(begin)

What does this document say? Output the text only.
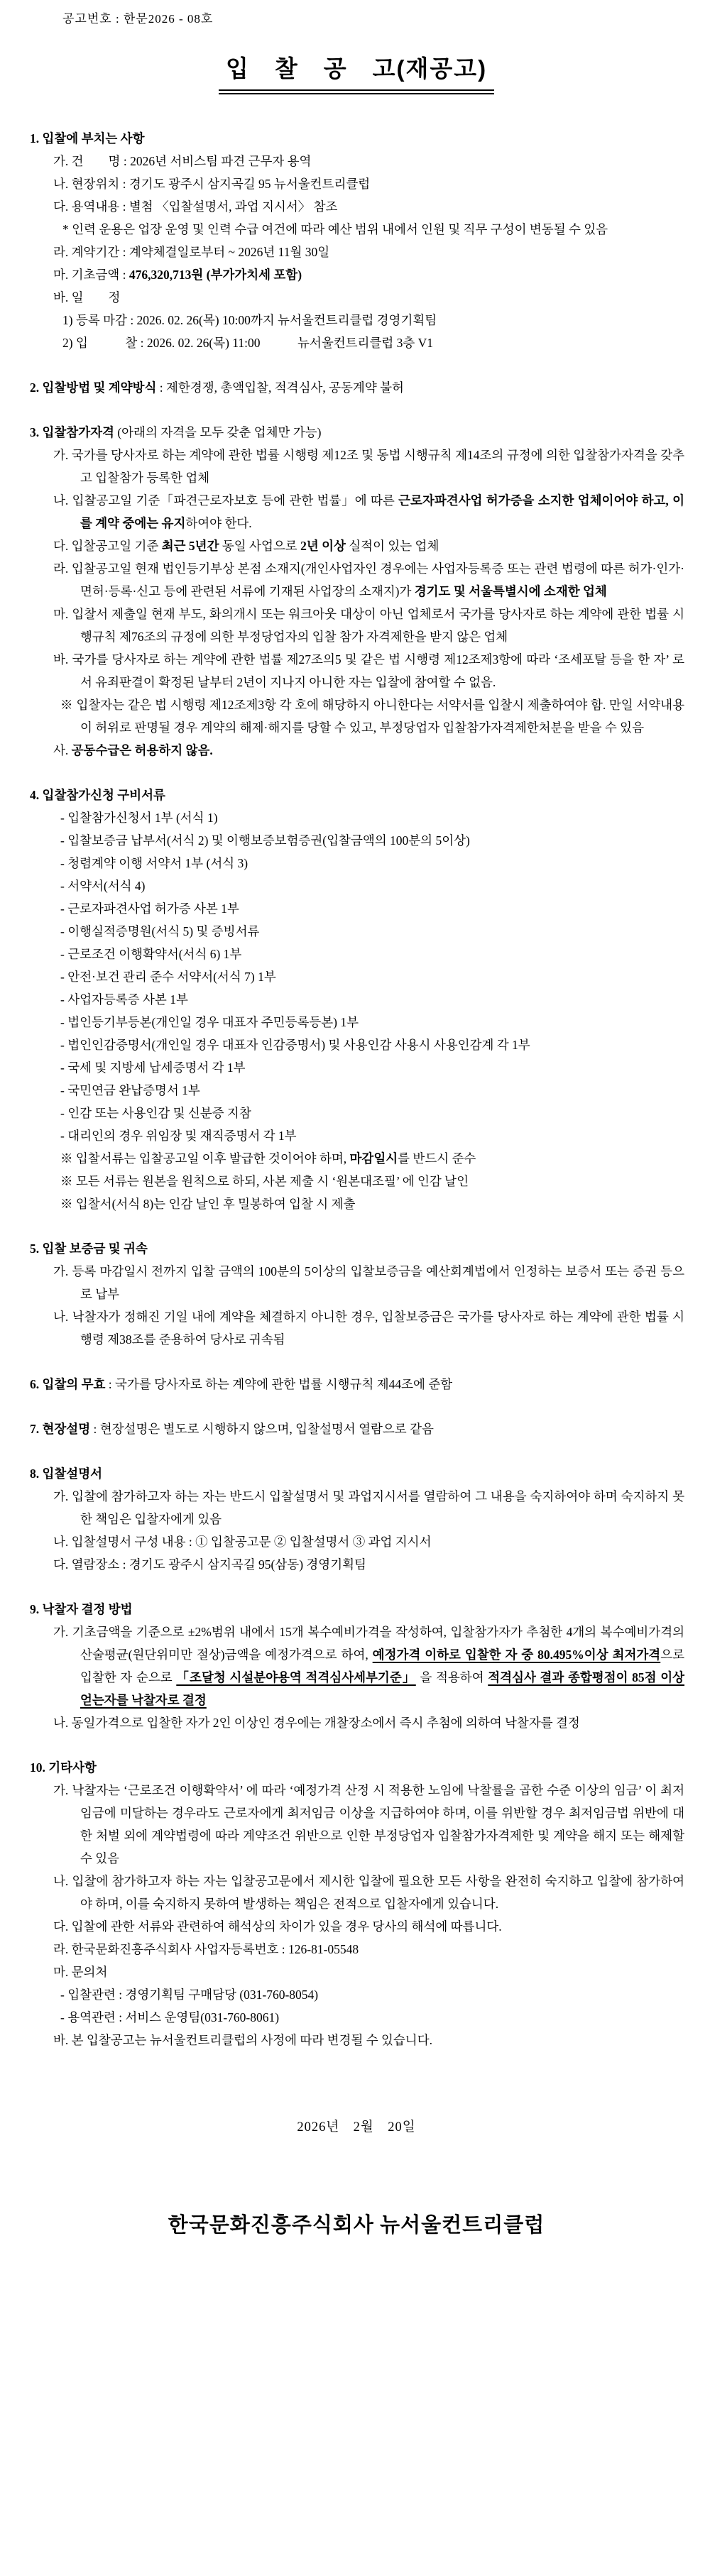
공고번호 : 한문2026 - 08호

입　찰　공　고(재공고)

1. 입찰에 부치는 사항

가. 건　　명 : 2026년 서비스팀 파견 근무자 용역

나. 현장위치 : 경기도 광주시 삼지곡길 95 뉴서울컨트리클럽

다. 용역내용 : 별첨 〈입찰설명서, 과업 지시서〉 참조

* 인력 운용은 업장 운영 및 인력 수급 여건에 따라 예산 범위 내에서 인원 및 직무 구성이 변동될 수 있음

라. 계약기간 : 계약체결일로부터 ~ 2026년 11월 30일

마. 기초금액 : 476,320,713원 (부가가치세 포함)

바. 일　　정

1) 등록 마감 : 2026. 02. 26(목) 10:00까지 뉴서울컨트리클럽 경영기획팀

2) 입　　　찰 : 2026. 02. 26(목) 11:00　　　뉴서울컨트리클럽 3층 V1

2. 입찰방법 및 계약방식 : 제한경쟁, 총액입찰, 적격심사, 공동계약 불허

3. 입찰참가자격 (아래의 자격을 모두 갖춘 업체만 가능)

가. 국가를 당사자로 하는 계약에 관한 법률 시행령 제12조 및 동법 시행규칙 제14조의 규정에 의한 입찰참가자격을 갖추고 입찰참가 등록한 업체

나. 입찰공고일 기준「파견근로자보호 등에 관한 법률」에 따른 근로자파견사업 허가증을 소지한 업체이어야 하고, 이를 계약 중에는 유지하여야 한다.

다. 입찰공고일 기준 최근 5년간 동일 사업으로 2년 이상 실적이 있는 업체

라. 입찰공고일 현재 법인등기부상 본점 소재지(개인사업자인 경우에는 사업자등록증 또는 관련 법령에 따른 허가·인가·면허·등록·신고 등에 관련된 서류에 기재된 사업장의 소재지)가 경기도 및 서울특별시에 소재한 업체

마. 입찰서 제출일 현재 부도, 화의개시 또는 워크아웃 대상이 아닌 업체로서 국가를 당사자로 하는 계약에 관한 법률 시행규칙 제76조의 규정에 의한 부정당업자의 입찰 참가 자격제한을 받지 않은 업체

바. 국가를 당사자로 하는 계약에 관한 법률 제27조의5 및 같은 법 시행령 제12조제3항에 따라 ‘조세포탈 등을 한 자’ 로서 유죄판결이 확정된 날부터 2년이 지나지 아니한 자는 입찰에 참여할 수 없음.

※ 입찰자는 같은 법 시행령 제12조제3항 각 호에 해당하지 아니한다는 서약서를 입찰시 제출하여야 함. 만일 서약내용이 허위로 판명될 경우 계약의 해제·해지를 당할 수 있고, 부정당업자 입찰참가자격제한처분을 받을 수 있음

사. 공동수급은 허용하지 않음.

4. 입찰참가신청 구비서류

- 입찰참가신청서 1부 (서식 1)

- 입찰보증금 납부서(서식 2) 및 이행보증보험증권(입찰금액의 100분의 5이상)

- 청렴계약 이행 서약서 1부 (서식 3)

- 서약서(서식 4)

- 근로자파견사업 허가증 사본 1부

- 이행실적증명원(서식 5) 및 증빙서류

- 근로조건 이행확약서(서식 6) 1부

- 안전·보건 관리 준수 서약서(서식 7) 1부

- 사업자등록증 사본 1부

- 법인등기부등본(개인일 경우 대표자 주민등록등본) 1부

- 법인인감증명서(개인일 경우 대표자 인감증명서) 및 사용인감 사용시 사용인감계 각 1부

- 국세 및 지방세 납세증명서 각 1부

- 국민연금 완납증명서 1부

- 인감 또는 사용인감 및 신분증 지참

- 대리인의 경우 위임장 및 재직증명서 각 1부

※ 입찰서류는 입찰공고일 이후 발급한 것이어야 하며, 마감일시를 반드시 준수

※ 모든 서류는 원본을 원칙으로 하되, 사본 제출 시 ‘원본대조필’ 에 인감 날인

※ 입찰서(서식 8)는 인감 날인 후 밀봉하여 입찰 시 제출

5. 입찰 보증금 및 귀속

가. 등록 마감일시 전까지 입찰 금액의 100분의 5이상의 입찰보증금을 예산회계법에서 인정하는 보증서 또는 증권 등으로 납부

나. 낙찰자가 정해진 기일 내에 계약을 체결하지 아니한 경우, 입찰보증금은 국가를 당사자로 하는 계약에 관한 법률 시행령 제38조를 준용하여 당사로 귀속됨

6. 입찰의 무효 : 국가를 당사자로 하는 계약에 관한 법률 시행규칙 제44조에 준함

7. 현장설명 : 현장설명은 별도로 시행하지 않으며, 입찰설명서 열람으로 같음

8. 입찰설명서

가. 입찰에 참가하고자 하는 자는 반드시 입찰설명서 및 과업지시서를 열람하여 그 내용을 숙지하여야 하며 숙지하지 못한 책임은 입찰자에게 있음

나. 입찰설명서 구성 내용 : ① 입찰공고문 ② 입찰설명서 ③ 과업 지시서

다. 열람장소 : 경기도 광주시 삼지곡길 95(삼동) 경영기획팀

9. 낙찰자 결정 방법

가. 기초금액을 기준으로 ±2%범위 내에서 15개 복수예비가격을 작성하여, 입찰참가자가 추첨한 4개의 복수예비가격의 산술평균(원단위미만 절상)금액을 예정가격으로 하여, 예정가격 이하로 입찰한 자 중 80.495%이상 최저가격으로 입찰한 자 순으로 「조달청 시설분야용역 적격심사세부기준」 을 적용하여 적격심사 결과 종합평점이 85점 이상 얻는자를 낙찰자로 결정

나. 동일가격으로 입찰한 자가 2인 이상인 경우에는 개찰장소에서 즉시 추첨에 의하여 낙찰자를 결정

10. 기타사항

가. 낙찰자는 ‘근로조건 이행확약서’ 에 따라 ‘예정가격 산정 시 적용한 노임에 낙찰률을 곱한 수준 이상의 임금’ 이 최저임금에 미달하는 경우라도 근로자에게 최저임금 이상을 지급하여야 하며, 이를 위반할 경우 최저임금법 위반에 대한 처벌 외에 계약법령에 따라 계약조건 위반으로 인한 부정당업자 입찰참가자격제한 및 계약을 해지 또는 해제할 수 있음

나. 입찰에 참가하고자 하는 자는 입찰공고문에서 제시한 입찰에 필요한 모든 사항을 완전히 숙지하고 입찰에 참가하여야 하며, 이를 숙지하지 못하여 발생하는 책임은 전적으로 입찰자에게 있습니다.

다. 입찰에 관한 서류와 관련하여 해석상의 차이가 있을 경우 당사의 해석에 따릅니다.

라. 한국문화진흥주식회사 사업자등록번호 : 126-81-05548

마. 문의처

- 입찰관련 : 경영기획팀 구매담당 (031-760-8054)

- 용역관련 : 서비스 운영팀(031-760-8061)

바. 본 입찰공고는 뉴서울컨트리클럽의 사정에 따라 변경될 수 있습니다.

2026년　2월　20일

한국문화진흥주식회사 뉴서울컨트리클럽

(end)

Return each line exactly as written. Any picture gets left out.

What does this document say? Output the text only.
공고번호 : 한문2026 - 08호

입　찰　공　고(재공고)

1. 입찰에 부치는 사항

가. 건　　명 : 2026년 서비스팀 파견 근무자 용역

나. 현장위치 : 경기도 광주시 삼지곡길 95 뉴서울컨트리클럽

다. 용역내용 : 별첨 〈입찰설명서, 과업 지시서〉 참조

* 인력 운용은 업장 운영 및 인력 수급 여건에 따라 예산 범위 내에서 인원 및 직무 구성이 변동될 수 있음

라. 계약기간 : 계약체결일로부터 ~ 2026년 11월 30일

마. 기초금액 : 476,320,713원 (부가가치세 포함)

바. 일　　정

1) 등록 마감 : 2026. 02. 26(목) 10:00까지 뉴서울컨트리클럽 경영기획팀

2) 입　　　찰 : 2026. 02. 26(목) 11:00　　　뉴서울컨트리클럽 3층 V1

2. 입찰방법 및 계약방식 : 제한경쟁, 총액입찰, 적격심사, 공동계약 불허

3. 입찰참가자격 (아래의 자격을 모두 갖춘 업체만 가능)

가. 국가를 당사자로 하는 계약에 관한 법률 시행령 제12조 및 동법 시행규칙 제14조의 규정에 의한 입찰참가자격을 갖추고 입찰참가 등록한 업체

나. 입찰공고일 기준「파견근로자보호 등에 관한 법률」에 따른 근로자파견사업 허가증을 소지한 업체이어야 하고, 이를 계약 중에는 유지하여야 한다.

다. 입찰공고일 기준 최근 5년간 동일 사업으로 2년 이상 실적이 있는 업체

라. 입찰공고일 현재 법인등기부상 본점 소재지(개인사업자인 경우에는 사업자등록증 또는 관련 법령에 따른 허가·인가·면허·등록·신고 등에 관련된 서류에 기재된 사업장의 소재지)가 경기도 및 서울특별시에 소재한 업체

마. 입찰서 제출일 현재 부도, 화의개시 또는 워크아웃 대상이 아닌 업체로서 국가를 당사자로 하는 계약에 관한 법률 시행규칙 제76조의 규정에 의한 부정당업자의 입찰 참가 자격제한을 받지 않은 업체

바. 국가를 당사자로 하는 계약에 관한 법률 제27조의5 및 같은 법 시행령 제12조제3항에 따라 ‘조세포탈 등을 한 자’ 로서 유죄판결이 확정된 날부터 2년이 지나지 아니한 자는 입찰에 참여할 수 없음.

※ 입찰자는 같은 법 시행령 제12조제3항 각 호에 해당하지 아니한다는 서약서를 입찰시 제출하여야 함. 만일 서약내용이 허위로 판명될 경우 계약의 해제·해지를 당할 수 있고, 부정당업자 입찰참가자격제한처분을 받을 수 있음

사. 공동수급은 허용하지 않음.

4. 입찰참가신청 구비서류

- 입찰참가신청서 1부 (서식 1)

- 입찰보증금 납부서(서식 2) 및 이행보증보험증권(입찰금액의 100분의 5이상)

- 청렴계약 이행 서약서 1부 (서식 3)

- 서약서(서식 4)

- 근로자파견사업 허가증 사본 1부

- 이행실적증명원(서식 5) 및 증빙서류

- 근로조건 이행확약서(서식 6) 1부

- 안전·보건 관리 준수 서약서(서식 7) 1부

- 사업자등록증 사본 1부

- 법인등기부등본(개인일 경우 대표자 주민등록등본) 1부

- 법인인감증명서(개인일 경우 대표자 인감증명서) 및 사용인감 사용시 사용인감계 각 1부

- 국세 및 지방세 납세증명서 각 1부

- 국민연금 완납증명서 1부

- 인감 또는 사용인감 및 신분증 지참

- 대리인의 경우 위임장 및 재직증명서 각 1부

※ 입찰서류는 입찰공고일 이후 발급한 것이어야 하며, 마감일시를 반드시 준수

※ 모든 서류는 원본을 원칙으로 하되, 사본 제출 시 ‘원본대조필’ 에 인감 날인

※ 입찰서(서식 8)는 인감 날인 후 밀봉하여 입찰 시 제출

5. 입찰 보증금 및 귀속

가. 등록 마감일시 전까지 입찰 금액의 100분의 5이상의 입찰보증금을 예산회계법에서 인정하는 보증서 또는 증권 등으로 납부

나. 낙찰자가 정해진 기일 내에 계약을 체결하지 아니한 경우, 입찰보증금은 국가를 당사자로 하는 계약에 관한 법률 시행령 제38조를 준용하여 당사로 귀속됨

6. 입찰의 무효 : 국가를 당사자로 하는 계약에 관한 법률 시행규칙 제44조에 준함

7. 현장설명 : 현장설명은 별도로 시행하지 않으며, 입찰설명서 열람으로 같음

8. 입찰설명서

가. 입찰에 참가하고자 하는 자는 반드시 입찰설명서 및 과업지시서를 열람하여 그 내용을 숙지하여야 하며 숙지하지 못한 책임은 입찰자에게 있음

나. 입찰설명서 구성 내용 : ① 입찰공고문 ② 입찰설명서 ③ 과업 지시서

다. 열람장소 : 경기도 광주시 삼지곡길 95(삼동) 경영기획팀

9. 낙찰자 결정 방법

가. 기초금액을 기준으로 ±2%범위 내에서 15개 복수예비가격을 작성하여, 입찰참가자가 추첨한 4개의 복수예비가격의 산술평균(원단위미만 절상)금액을 예정가격으로 하여, 예정가격 이하로 입찰한 자 중 80.495%이상 최저가격으로 입찰한 자 순으로 「조달청 시설분야용역 적격심사세부기준」 을 적용하여 적격심사 결과 종합평점이 85점 이상 얻는자를 낙찰자로 결정

나. 동일가격으로 입찰한 자가 2인 이상인 경우에는 개찰장소에서 즉시 추첨에 의하여 낙찰자를 결정

10. 기타사항

가. 낙찰자는 ‘근로조건 이행확약서’ 에 따라 ‘예정가격 산정 시 적용한 노임에 낙찰률을 곱한 수준 이상의 임금’ 이 최저임금에 미달하는 경우라도 근로자에게 최저임금 이상을 지급하여야 하며, 이를 위반할 경우 최저임금법 위반에 대한 처벌 외에 계약법령에 따라 계약조건 위반으로 인한 부정당업자 입찰참가자격제한 및 계약을 해지 또는 해제할 수 있음

나. 입찰에 참가하고자 하는 자는 입찰공고문에서 제시한 입찰에 필요한 모든 사항을 완전히 숙지하고 입찰에 참가하여야 하며, 이를 숙지하지 못하여 발생하는 책임은 전적으로 입찰자에게 있습니다.

다. 입찰에 관한 서류와 관련하여 해석상의 차이가 있을 경우 당사의 해석에 따릅니다.

라. 한국문화진흥주식회사 사업자등록번호 : 126-81-05548

마. 문의처

- 입찰관련 : 경영기획팀 구매담당 (031-760-8054)

- 용역관련 : 서비스 운영팀(031-760-8061)

바. 본 입찰공고는 뉴서울컨트리클럽의 사정에 따라 변경될 수 있습니다.

2026년　2월　20일

한국문화진흥주식회사 뉴서울컨트리클럽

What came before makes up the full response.